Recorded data
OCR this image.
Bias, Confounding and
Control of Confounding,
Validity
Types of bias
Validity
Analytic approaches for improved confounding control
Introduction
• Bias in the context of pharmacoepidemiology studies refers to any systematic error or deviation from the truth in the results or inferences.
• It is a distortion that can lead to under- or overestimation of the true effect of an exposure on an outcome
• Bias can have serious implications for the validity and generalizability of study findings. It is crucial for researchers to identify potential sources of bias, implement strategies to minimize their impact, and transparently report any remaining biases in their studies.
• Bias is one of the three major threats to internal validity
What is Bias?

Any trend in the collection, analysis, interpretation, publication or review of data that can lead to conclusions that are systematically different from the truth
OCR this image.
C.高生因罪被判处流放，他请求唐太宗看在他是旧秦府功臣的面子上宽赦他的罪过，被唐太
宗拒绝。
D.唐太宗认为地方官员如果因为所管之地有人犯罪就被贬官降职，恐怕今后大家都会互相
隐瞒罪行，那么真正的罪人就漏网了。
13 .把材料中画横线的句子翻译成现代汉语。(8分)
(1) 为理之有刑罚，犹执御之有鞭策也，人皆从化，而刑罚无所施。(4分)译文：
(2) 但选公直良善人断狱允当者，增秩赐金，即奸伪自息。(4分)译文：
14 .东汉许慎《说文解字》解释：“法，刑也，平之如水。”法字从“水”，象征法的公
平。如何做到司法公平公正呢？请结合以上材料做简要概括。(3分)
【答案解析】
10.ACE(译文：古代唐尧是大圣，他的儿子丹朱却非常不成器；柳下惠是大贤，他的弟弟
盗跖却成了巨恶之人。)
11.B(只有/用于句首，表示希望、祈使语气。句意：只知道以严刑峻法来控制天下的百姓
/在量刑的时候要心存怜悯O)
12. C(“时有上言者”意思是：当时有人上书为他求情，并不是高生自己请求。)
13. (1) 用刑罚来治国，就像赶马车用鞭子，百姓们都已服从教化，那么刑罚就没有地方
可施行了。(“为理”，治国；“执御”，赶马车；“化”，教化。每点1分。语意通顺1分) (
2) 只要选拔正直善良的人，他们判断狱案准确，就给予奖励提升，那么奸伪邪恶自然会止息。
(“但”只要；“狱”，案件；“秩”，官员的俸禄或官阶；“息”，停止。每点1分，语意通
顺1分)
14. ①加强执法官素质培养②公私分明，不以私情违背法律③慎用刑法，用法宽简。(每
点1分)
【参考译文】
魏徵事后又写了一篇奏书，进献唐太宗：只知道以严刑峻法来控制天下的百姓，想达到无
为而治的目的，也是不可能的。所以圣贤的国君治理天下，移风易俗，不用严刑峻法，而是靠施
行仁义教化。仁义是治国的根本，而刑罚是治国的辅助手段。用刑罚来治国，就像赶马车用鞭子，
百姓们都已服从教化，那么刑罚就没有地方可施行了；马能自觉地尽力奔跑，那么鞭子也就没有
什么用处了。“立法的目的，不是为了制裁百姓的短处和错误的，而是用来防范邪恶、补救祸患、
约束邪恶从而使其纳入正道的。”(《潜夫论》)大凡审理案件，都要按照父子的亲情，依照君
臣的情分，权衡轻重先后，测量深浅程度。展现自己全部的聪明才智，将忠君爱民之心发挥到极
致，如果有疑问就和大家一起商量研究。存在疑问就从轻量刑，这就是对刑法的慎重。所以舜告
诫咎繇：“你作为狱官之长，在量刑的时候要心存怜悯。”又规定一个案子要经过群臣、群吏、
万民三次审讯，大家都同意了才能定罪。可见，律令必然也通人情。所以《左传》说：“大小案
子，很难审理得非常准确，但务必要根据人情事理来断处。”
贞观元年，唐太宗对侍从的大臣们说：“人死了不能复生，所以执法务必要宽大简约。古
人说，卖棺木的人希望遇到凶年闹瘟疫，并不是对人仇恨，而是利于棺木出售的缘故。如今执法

What you are asked to do → Return every record, word for word.

Written response →
OCR this image.
Bias, Confounding and
Control of Confounding,
Validity
Types of bias
Validity
Analytic approaches for improved confounding control
Introduction
• Bias in the context of pharmacoepidemiology studies refers to any systematic error or deviation from the truth in the results or inferences.
• It is a distortion that can lead to under- or overestimation of the true effect of an exposure on an outcome
• Bias can have serious implications for the validity and generalizability of study findings. It is crucial for researchers to identify potential sources of bias, implement strategies to minimize their impact, and transparently report any remaining biases in their studies.
• Bias is one of the three major threats to internal validity
What is Bias?

Any trend in the collection, analysis, interpretation, publication or review of data that can lead to conclusions that are systematically different from the truth
OCR this image.
C.高生因罪被判处流放，他请求唐太宗看在他是旧秦府功臣的面子上宽赦他的罪过，被唐太
宗拒绝。
D.唐太宗认为地方官员如果因为所管之地有人犯罪就被贬官降职，恐怕今后大家都会互相
隐瞒罪行，那么真正的罪人就漏网了。
13 .把材料中画横线的句子翻译成现代汉语。(8分)
(1) 为理之有刑罚，犹执御之有鞭策也，人皆从化，而刑罚无所施。(4分)译文：
(2) 但选公直良善人断狱允当者，增秩赐金，即奸伪自息。(4分)译文：
14 .东汉许慎《说文解字》解释：“法，刑也，平之如水。”法字从“水”，象征法的公
平。如何做到司法公平公正呢？请结合以上材料做简要概括。(3分)
【答案解析】
10.ACE(译文：古代唐尧是大圣，他的儿子丹朱却非常不成器；柳下惠是大贤，他的弟弟
盗跖却成了巨恶之人。)
11.B(只有/用于句首，表示希望、祈使语气。句意：只知道以严刑峻法来控制天下的百姓
/在量刑的时候要心存怜悯O)
12. C(“时有上言者”意思是：当时有人上书为他求情，并不是高生自己请求。)
13. (1) 用刑罚来治国，就像赶马车用鞭子，百姓们都已服从教化，那么刑罚就没有地方
可施行了。(“为理”，治国；“执御”，赶马车；“化”，教化。每点1分。语意通顺1分) (
2) 只要选拔正直善良的人，他们判断狱案准确，就给予奖励提升，那么奸伪邪恶自然会止息。
(“但”只要；“狱”，案件；“秩”，官员的俸禄或官阶；“息”，停止。每点1分，语意通
顺1分)
14. ①加强执法官素质培养②公私分明，不以私情违背法律③慎用刑法，用法宽简。(每
点1分)
【参考译文】
魏徵事后又写了一篇奏书，进献唐太宗：只知道以严刑峻法来控制天下的百姓，想达到无
为而治的目的，也是不可能的。所以圣贤的国君治理天下，移风易俗，不用严刑峻法，而是靠施
行仁义教化。仁义是治国的根本，而刑罚是治国的辅助手段。用刑罚来治国，就像赶马车用鞭子，
百姓们都已服从教化，那么刑罚就没有地方可施行了；马能自觉地尽力奔跑，那么鞭子也就没有
什么用处了。“立法的目的，不是为了制裁百姓的短处和错误的，而是用来防范邪恶、补救祸患、
约束邪恶从而使其纳入正道的。”(《潜夫论》)大凡审理案件，都要按照父子的亲情，依照君
臣的情分，权衡轻重先后，测量深浅程度。展现自己全部的聪明才智，将忠君爱民之心发挥到极
致，如果有疑问就和大家一起商量研究。存在疑问就从轻量刑，这就是对刑法的慎重。所以舜告
诫咎繇：“你作为狱官之长，在量刑的时候要心存怜悯。”又规定一个案子要经过群臣、群吏、
万民三次审讯，大家都同意了才能定罪。可见，律令必然也通人情。所以《左传》说：“大小案
子，很难审理得非常准确，但务必要根据人情事理来断处。”
贞观元年，唐太宗对侍从的大臣们说：“人死了不能复生，所以执法务必要宽大简约。古
人说，卖棺木的人希望遇到凶年闹瘟疫，并不是对人仇恨，而是利于棺木出售的缘故。如今执法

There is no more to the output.